> **WHAT YOU SHOULD DO**
Search the listing below for "this". Copy each matching line.
☆ ☆ ☆
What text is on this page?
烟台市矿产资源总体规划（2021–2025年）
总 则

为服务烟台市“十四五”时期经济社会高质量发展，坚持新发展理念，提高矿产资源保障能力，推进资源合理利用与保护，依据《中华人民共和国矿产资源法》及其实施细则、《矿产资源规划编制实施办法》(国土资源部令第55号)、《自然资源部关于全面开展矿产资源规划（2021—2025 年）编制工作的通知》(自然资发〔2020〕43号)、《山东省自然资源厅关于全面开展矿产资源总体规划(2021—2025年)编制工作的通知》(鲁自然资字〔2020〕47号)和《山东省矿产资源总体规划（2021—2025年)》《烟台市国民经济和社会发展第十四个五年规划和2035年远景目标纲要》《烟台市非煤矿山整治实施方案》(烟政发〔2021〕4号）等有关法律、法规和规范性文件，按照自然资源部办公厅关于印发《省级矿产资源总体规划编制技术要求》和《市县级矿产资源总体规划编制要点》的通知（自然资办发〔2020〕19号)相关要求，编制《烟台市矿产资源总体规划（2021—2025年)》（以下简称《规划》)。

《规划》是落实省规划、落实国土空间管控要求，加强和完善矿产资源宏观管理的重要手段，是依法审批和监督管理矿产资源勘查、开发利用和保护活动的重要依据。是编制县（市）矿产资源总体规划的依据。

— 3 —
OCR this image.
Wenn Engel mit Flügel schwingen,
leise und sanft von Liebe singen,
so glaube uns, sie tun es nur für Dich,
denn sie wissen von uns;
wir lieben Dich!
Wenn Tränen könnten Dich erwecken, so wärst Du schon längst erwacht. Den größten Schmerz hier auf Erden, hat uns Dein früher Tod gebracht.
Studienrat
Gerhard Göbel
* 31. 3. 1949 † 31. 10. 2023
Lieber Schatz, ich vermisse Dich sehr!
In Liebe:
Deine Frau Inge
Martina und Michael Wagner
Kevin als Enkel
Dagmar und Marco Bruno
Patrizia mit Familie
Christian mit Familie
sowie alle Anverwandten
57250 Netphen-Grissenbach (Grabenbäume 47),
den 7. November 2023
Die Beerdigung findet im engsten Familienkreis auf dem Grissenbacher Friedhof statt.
☆ ☆ ☆
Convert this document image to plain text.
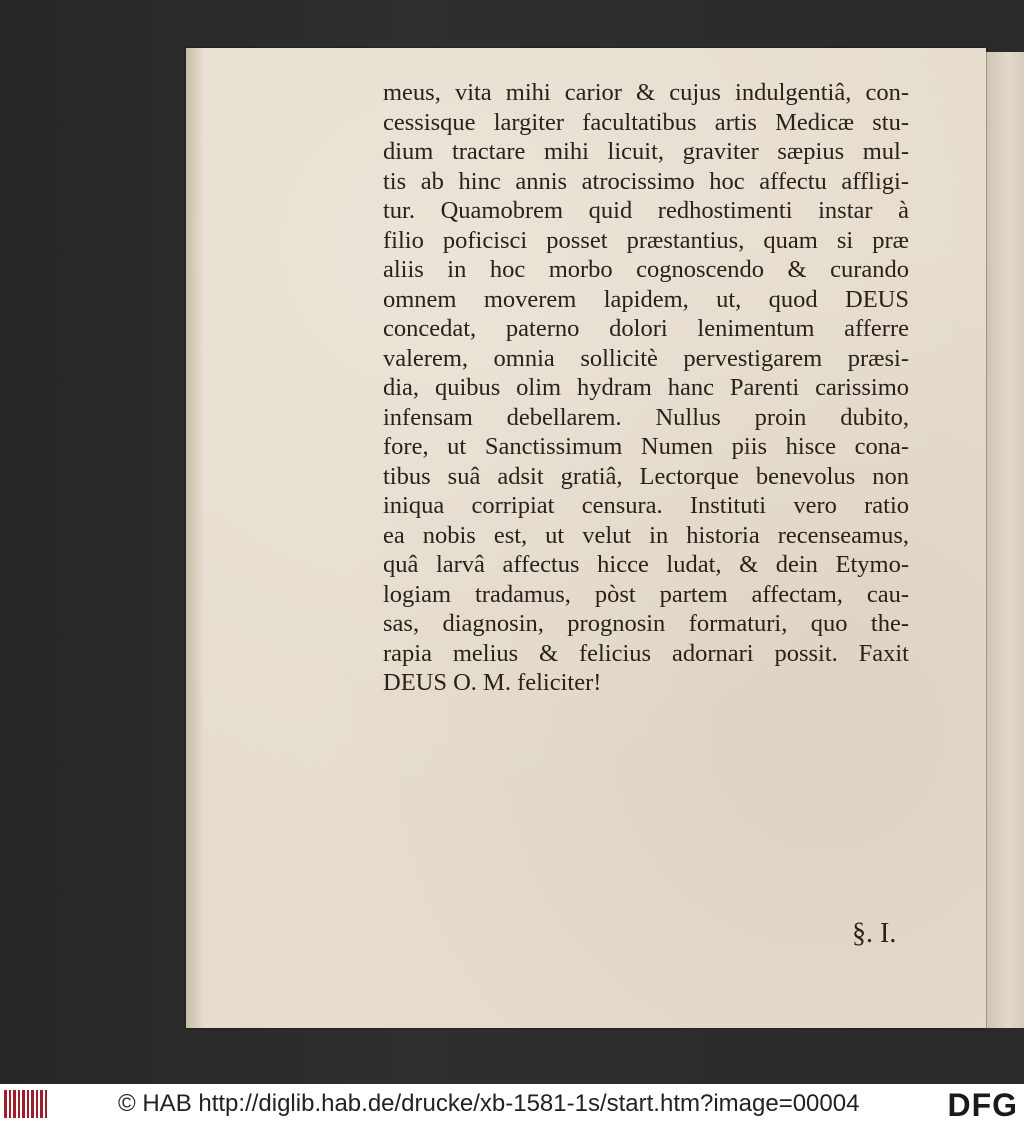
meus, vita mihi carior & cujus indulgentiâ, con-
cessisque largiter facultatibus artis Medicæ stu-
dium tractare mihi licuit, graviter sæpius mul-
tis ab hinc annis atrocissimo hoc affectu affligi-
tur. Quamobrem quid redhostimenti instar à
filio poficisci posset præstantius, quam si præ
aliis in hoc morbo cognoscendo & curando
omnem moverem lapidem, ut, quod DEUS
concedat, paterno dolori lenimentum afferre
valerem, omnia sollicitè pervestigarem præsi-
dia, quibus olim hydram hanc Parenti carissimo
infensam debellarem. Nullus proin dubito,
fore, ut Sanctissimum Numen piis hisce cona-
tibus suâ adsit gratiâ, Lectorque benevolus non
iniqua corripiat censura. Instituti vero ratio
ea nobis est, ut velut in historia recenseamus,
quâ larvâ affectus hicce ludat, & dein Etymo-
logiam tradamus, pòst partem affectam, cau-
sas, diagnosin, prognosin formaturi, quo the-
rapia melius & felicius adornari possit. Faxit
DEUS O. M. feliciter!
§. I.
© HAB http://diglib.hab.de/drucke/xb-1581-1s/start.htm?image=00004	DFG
☆ ☆ ☆
> **RESPONSE TO THE EXERCISE**
What text is on this page?
OCR this image.
Convert this document image to plain text.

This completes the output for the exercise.